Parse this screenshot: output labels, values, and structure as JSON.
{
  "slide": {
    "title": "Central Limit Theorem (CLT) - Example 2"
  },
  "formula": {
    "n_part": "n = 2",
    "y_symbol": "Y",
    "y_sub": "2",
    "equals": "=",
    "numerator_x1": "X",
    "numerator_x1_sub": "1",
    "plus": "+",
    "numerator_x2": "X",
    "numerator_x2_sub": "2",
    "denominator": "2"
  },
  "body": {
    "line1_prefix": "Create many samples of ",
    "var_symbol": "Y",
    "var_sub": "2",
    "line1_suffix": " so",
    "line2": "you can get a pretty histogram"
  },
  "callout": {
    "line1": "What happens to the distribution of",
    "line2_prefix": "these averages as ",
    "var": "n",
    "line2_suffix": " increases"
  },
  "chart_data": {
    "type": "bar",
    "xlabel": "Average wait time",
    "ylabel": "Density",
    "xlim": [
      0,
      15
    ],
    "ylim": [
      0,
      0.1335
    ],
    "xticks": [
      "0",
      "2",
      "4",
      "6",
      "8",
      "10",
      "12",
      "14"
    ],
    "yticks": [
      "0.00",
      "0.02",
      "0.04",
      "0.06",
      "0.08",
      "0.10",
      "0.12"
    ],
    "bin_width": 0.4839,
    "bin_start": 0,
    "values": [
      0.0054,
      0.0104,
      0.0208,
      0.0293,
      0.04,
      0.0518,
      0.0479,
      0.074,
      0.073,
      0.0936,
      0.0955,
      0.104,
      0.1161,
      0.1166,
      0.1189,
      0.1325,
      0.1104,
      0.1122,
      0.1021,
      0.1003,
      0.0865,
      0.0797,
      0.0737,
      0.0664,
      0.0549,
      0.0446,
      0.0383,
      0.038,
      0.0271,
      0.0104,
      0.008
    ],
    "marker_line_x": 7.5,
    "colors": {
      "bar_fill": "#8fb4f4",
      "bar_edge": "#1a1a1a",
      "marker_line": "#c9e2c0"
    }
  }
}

----

- What is required -
Pull out every line in the material above where "values" occurs.

- Full answer -
Parse this screenshot: output labels, values, and structure as JSON.
    "values": [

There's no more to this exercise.